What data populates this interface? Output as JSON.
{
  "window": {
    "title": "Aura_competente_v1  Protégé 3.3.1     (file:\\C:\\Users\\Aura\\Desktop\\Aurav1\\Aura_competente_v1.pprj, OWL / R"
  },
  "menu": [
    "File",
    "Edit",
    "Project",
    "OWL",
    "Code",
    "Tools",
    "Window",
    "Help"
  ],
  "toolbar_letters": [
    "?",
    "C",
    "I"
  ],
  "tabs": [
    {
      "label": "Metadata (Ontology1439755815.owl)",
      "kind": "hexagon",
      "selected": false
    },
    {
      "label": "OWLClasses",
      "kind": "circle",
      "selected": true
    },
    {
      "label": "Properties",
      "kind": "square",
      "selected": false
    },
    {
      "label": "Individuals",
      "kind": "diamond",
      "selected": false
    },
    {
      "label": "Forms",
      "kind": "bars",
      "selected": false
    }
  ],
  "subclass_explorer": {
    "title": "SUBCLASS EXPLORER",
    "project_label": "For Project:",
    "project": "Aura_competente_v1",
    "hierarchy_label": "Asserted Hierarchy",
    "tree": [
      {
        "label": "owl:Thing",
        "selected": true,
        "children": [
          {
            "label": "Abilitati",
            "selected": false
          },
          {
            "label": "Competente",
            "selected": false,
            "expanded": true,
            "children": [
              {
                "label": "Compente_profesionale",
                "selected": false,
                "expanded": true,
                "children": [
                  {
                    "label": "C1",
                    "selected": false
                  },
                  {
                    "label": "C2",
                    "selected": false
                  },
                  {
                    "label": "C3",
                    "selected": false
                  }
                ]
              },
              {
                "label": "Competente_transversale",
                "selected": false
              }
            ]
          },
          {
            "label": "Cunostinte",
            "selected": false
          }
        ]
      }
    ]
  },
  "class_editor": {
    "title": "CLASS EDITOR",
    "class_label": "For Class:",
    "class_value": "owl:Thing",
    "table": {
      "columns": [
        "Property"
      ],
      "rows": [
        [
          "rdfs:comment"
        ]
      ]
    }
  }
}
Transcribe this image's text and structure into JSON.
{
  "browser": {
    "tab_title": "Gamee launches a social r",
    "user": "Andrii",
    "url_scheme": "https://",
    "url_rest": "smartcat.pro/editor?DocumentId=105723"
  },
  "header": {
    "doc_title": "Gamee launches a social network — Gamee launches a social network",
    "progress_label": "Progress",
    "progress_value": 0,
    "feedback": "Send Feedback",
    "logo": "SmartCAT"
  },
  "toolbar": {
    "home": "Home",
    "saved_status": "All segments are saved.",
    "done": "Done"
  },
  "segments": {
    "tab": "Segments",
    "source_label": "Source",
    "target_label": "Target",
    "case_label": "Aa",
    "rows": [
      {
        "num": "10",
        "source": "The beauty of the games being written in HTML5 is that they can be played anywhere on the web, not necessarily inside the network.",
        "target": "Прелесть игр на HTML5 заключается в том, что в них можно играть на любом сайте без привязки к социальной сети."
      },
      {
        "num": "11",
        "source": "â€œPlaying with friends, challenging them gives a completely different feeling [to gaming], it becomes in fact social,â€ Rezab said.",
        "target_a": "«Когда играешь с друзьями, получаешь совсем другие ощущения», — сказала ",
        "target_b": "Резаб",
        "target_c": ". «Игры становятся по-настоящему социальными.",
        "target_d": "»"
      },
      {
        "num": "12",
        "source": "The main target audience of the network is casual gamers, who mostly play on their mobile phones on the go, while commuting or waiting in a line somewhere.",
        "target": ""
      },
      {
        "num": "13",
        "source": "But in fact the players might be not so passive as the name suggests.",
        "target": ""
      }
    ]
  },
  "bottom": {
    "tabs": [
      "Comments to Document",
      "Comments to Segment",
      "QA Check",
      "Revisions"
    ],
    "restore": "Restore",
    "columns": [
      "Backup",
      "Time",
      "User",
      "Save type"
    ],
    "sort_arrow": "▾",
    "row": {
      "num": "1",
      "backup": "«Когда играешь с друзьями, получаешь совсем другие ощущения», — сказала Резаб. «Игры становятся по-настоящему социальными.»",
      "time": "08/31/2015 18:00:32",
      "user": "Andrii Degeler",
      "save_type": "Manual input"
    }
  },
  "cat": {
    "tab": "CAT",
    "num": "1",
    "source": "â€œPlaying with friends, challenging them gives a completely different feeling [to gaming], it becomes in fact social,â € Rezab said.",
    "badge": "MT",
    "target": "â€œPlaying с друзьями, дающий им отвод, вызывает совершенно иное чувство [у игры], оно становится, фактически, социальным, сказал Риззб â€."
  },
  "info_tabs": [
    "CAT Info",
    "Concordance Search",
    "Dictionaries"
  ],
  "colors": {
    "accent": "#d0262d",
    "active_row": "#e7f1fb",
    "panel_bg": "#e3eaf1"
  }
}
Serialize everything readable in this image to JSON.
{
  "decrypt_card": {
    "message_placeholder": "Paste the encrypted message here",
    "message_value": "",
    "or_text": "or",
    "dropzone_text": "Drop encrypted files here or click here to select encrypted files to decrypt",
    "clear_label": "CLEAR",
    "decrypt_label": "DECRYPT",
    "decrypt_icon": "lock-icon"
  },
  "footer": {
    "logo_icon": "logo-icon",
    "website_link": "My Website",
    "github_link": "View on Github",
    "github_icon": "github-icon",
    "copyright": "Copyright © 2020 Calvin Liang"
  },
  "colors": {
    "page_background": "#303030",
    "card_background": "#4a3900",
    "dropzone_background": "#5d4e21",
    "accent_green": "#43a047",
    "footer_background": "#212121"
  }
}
_ _ _ _ _ _ _
[Problem] All lines that include "different" are to be gathered and copied.

[Result]
        "source": "â€œPlaying with friends, challenging them gives a completely different feeling [to gaming], it becomes in fact social,â€ Rezab said.",
    "source": "â€œPlaying with friends, challenging them gives a completely different feeling [to gaming], it becomes in fact social,â € Rezab said.",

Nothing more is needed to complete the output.